→ Given problem
Write out the data again exactly, skipping every picture.

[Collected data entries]
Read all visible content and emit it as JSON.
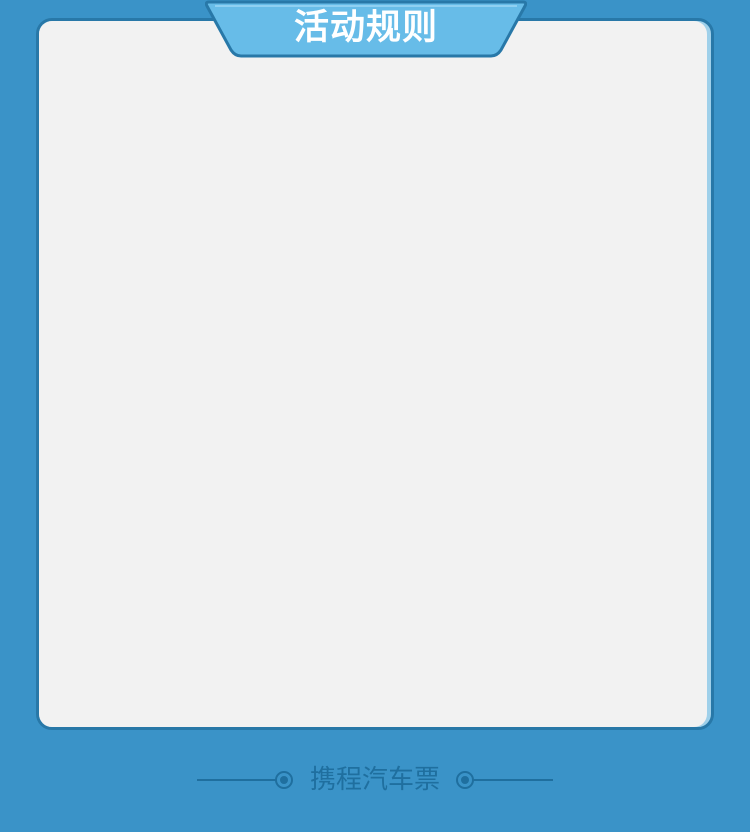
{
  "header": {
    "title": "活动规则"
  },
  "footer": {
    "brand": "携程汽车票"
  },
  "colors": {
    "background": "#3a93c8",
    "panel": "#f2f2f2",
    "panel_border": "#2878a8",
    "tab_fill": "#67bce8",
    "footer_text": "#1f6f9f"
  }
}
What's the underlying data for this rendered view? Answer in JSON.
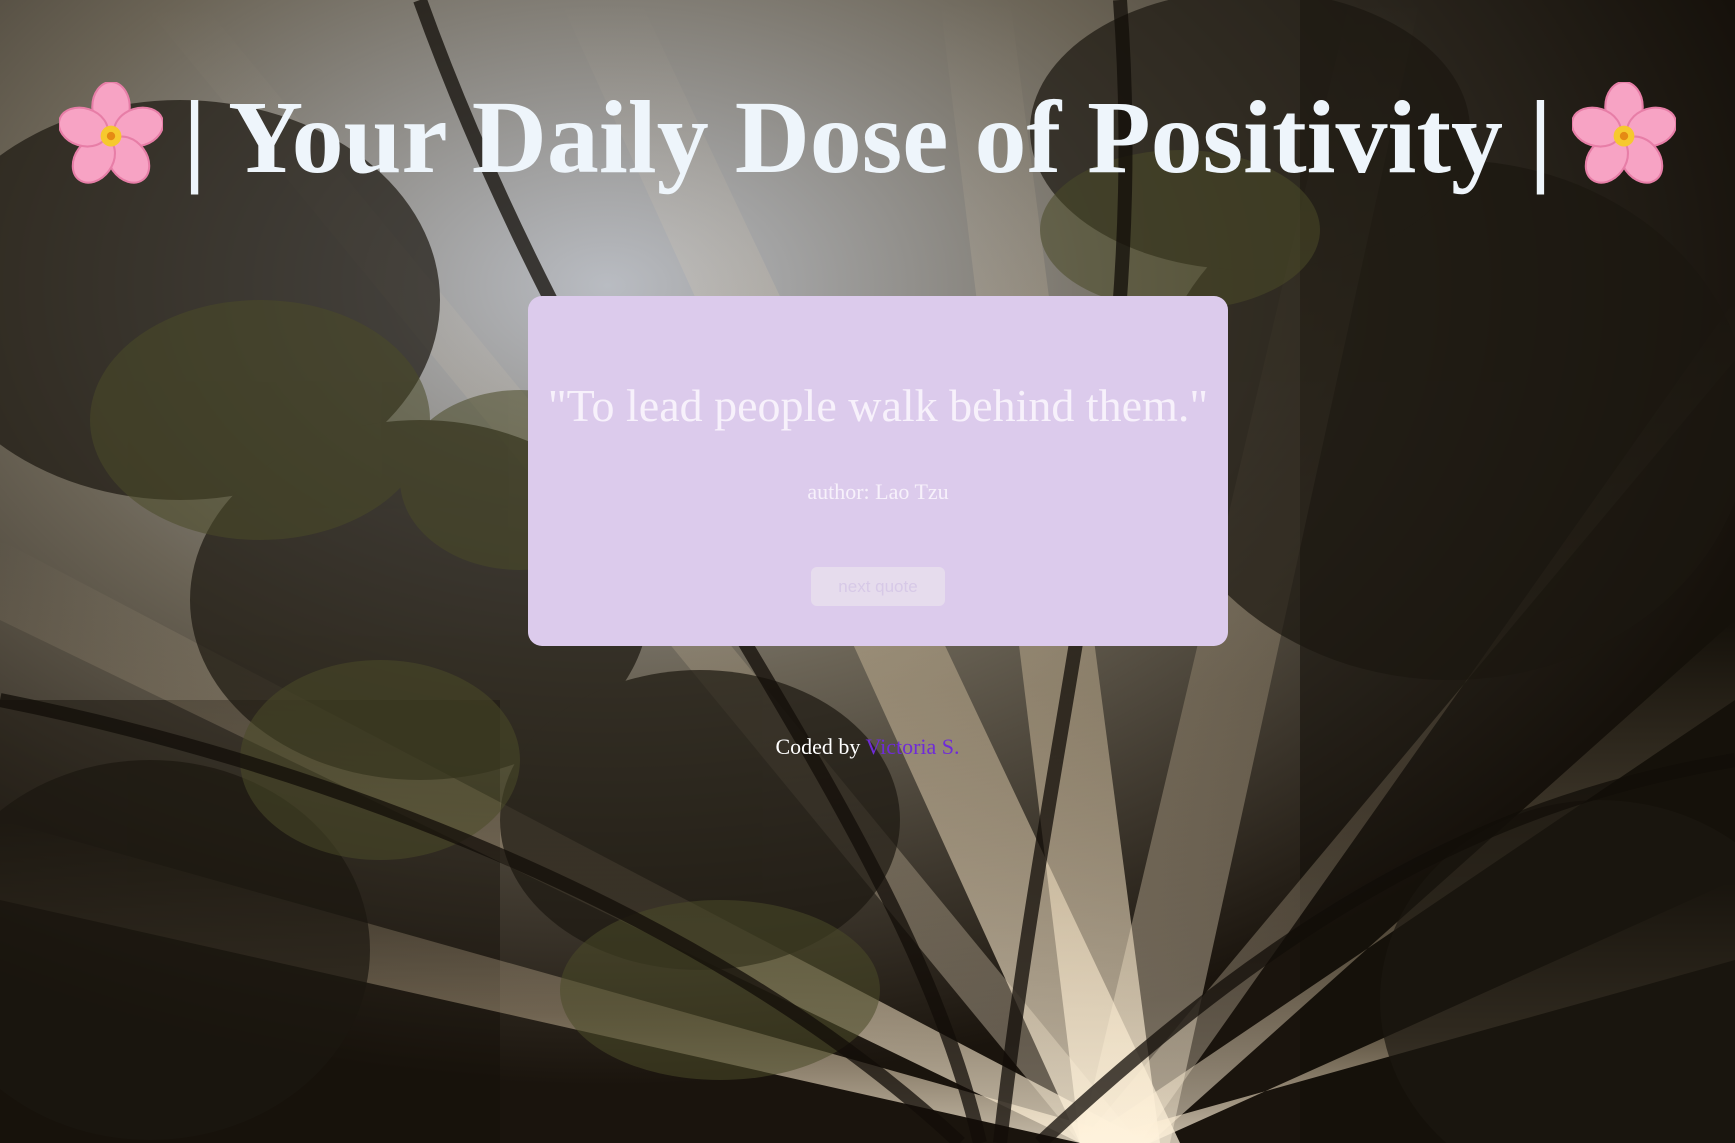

→ Task solution
Read all visible content and emit it as JSON.
{
  "header": {
    "title": "活动规则"
  },
  "footer": {
    "brand": "携程汽车票"
  },
  "colors": {
    "background": "#3a93c8",
    "panel": "#f2f2f2",
    "panel_border": "#2878a8",
    "tab_fill": "#67bce8",
    "footer_text": "#1f6f9f"
  }
}
What's the underlying data for this rendered view? Answer in JSON.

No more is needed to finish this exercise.